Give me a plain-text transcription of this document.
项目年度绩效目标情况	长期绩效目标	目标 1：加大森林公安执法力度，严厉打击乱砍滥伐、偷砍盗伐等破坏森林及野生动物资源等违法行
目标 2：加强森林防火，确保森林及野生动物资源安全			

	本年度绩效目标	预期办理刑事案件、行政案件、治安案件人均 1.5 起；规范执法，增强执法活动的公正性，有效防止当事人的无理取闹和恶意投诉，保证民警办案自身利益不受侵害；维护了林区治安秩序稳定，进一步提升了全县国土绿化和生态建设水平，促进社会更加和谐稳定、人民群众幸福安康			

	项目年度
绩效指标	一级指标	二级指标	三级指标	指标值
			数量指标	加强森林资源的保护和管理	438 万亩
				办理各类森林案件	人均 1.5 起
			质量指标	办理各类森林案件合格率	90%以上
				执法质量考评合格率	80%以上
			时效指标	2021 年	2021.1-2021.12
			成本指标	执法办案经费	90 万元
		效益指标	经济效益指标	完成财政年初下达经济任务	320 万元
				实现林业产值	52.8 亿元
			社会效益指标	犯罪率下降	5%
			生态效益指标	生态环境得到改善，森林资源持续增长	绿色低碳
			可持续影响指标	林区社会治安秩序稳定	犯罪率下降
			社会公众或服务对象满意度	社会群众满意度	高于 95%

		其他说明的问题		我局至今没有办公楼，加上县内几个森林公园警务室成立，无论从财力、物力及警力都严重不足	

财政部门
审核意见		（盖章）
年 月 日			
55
=====
Direction
Write the listing out again, exactly as shown above.

Result of the exercise
Give me a plain-text transcription of this document.
项目年度绩效目标情况	长期绩效目标	目标 1：加大森林公安执法力度，严厉打击乱砍滥伐、偷砍盗伐等破坏森林及野生动物资源等违法行
目标 2：加强森林防火，确保森林及野生动物资源安全			

	本年度绩效目标	预期办理刑事案件、行政案件、治安案件人均 1.5 起；规范执法，增强执法活动的公正性，有效防止当事人的无理取闹和恶意投诉，保证民警办案自身利益不受侵害；维护了林区治安秩序稳定，进一步提升了全县国土绿化和生态建设水平，促进社会更加和谐稳定、人民群众幸福安康			

	项目年度
绩效指标	一级指标	二级指标	三级指标	指标值
			数量指标	加强森林资源的保护和管理	438 万亩
				办理各类森林案件	人均 1.5 起
			质量指标	办理各类森林案件合格率	90%以上
				执法质量考评合格率	80%以上
			时效指标	2021 年	2021.1-2021.12
			成本指标	执法办案经费	90 万元
		效益指标	经济效益指标	完成财政年初下达经济任务	320 万元
				实现林业产值	52.8 亿元
			社会效益指标	犯罪率下降	5%
			生态效益指标	生态环境得到改善，森林资源持续增长	绿色低碳
			可持续影响指标	林区社会治安秩序稳定	犯罪率下降
			社会公众或服务对象满意度	社会群众满意度	高于 95%

		其他说明的问题		我局至今没有办公楼，加上县内几个森林公园警务室成立，无论从财力、物力及警力都严重不足	

财政部门
审核意见		（盖章）
年 月 日			
55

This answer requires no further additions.